_INSTRUCTIONS FOR THE TASK_
How many lines in the entries below contain "FACILITY"? Answer with the number only.

Data excerpts

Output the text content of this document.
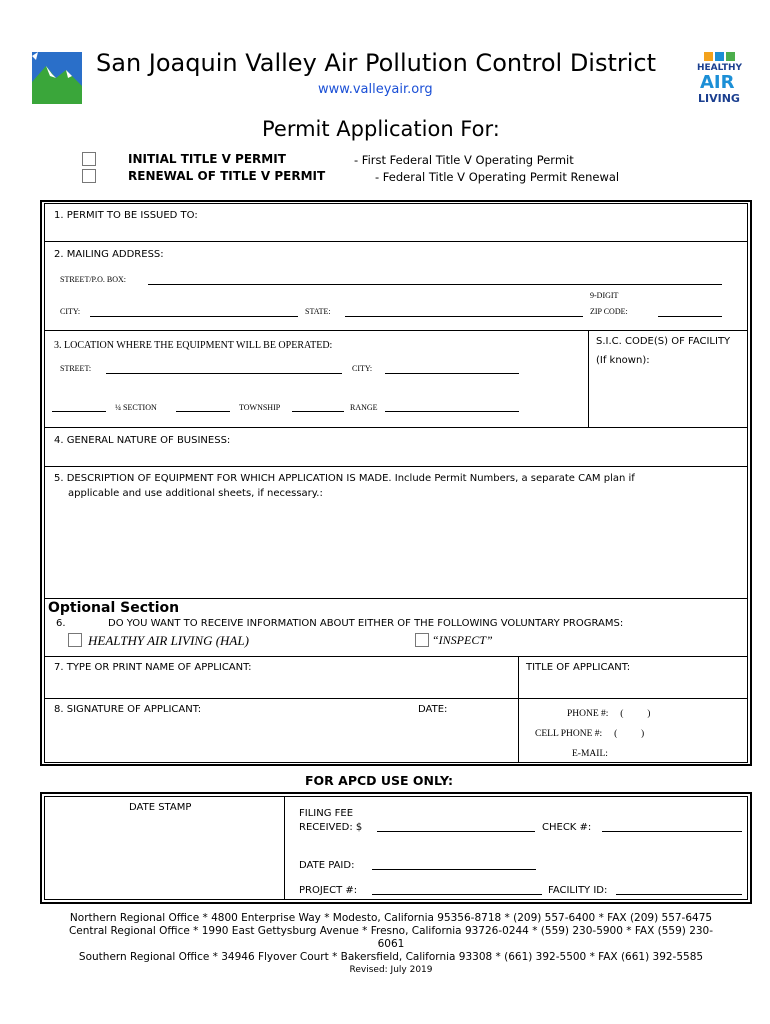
San Joaquin Valley Air Pollution Control District
www.valleyair.org
HEALTHY
AIR
LIVING
Permit Application For:
INITIAL TITLE V PERMIT	- First Federal Title V Operating Permit
RENEWAL OF TITLE V PERMIT	- Federal Title V Operating Permit Renewal
1. PERMIT TO BE ISSUED TO:
2. MAILING ADDRESS:
STREET/P.O. BOX:
9-DIGIT
CITY:	STATE:	ZIP CODE:
3. LOCATION WHERE THE EQUIPMENT WILL BE OPERATED:	S.I.C. CODE(S) OF FACILITY
(If known):
STREET:	CITY:
¼ SECTION	TOWNSHIP	RANGE
4. GENERAL NATURE OF BUSINESS:
5. DESCRIPTION OF EQUIPMENT FOR WHICH APPLICATION IS MADE. Include Permit Numbers, a separate CAM plan if
applicable and use additional sheets, if necessary.:
Optional Section
6.	DO YOU WANT TO RECEIVE INFORMATION ABOUT EITHER OF THE FOLLOWING VOLUNTARY PROGRAMS:
HEALTHY AIR LIVING (HAL)	“INSPECT”
7. TYPE OR PRINT NAME OF APPLICANT:	TITLE OF APPLICANT:
8. SIGNATURE OF APPLICANT:	DATE:	PHONE #:     (          )
CELL PHONE #:     (          )
E-MAIL:
FOR APCD USE ONLY:
DATE STAMP
FILING FEE
RECEIVED: $	CHECK #:
DATE PAID:
PROJECT #:	FACILITY ID:
Northern Regional Office * 4800 Enterprise Way * Modesto, California 95356-8718 * (209) 557-6400 * FAX (209) 557-6475
Central Regional Office * 1990 East Gettysburg Avenue * Fresno, California 93726-0244 * (559) 230-5900 * FAX (559) 230-
6061
Southern Regional Office * 34946 Flyover Court * Bakersfield, California 93308 * (661) 392-5500 * FAX (661) 392-5585
Revised: July 2019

_WORKED ANSWER_
2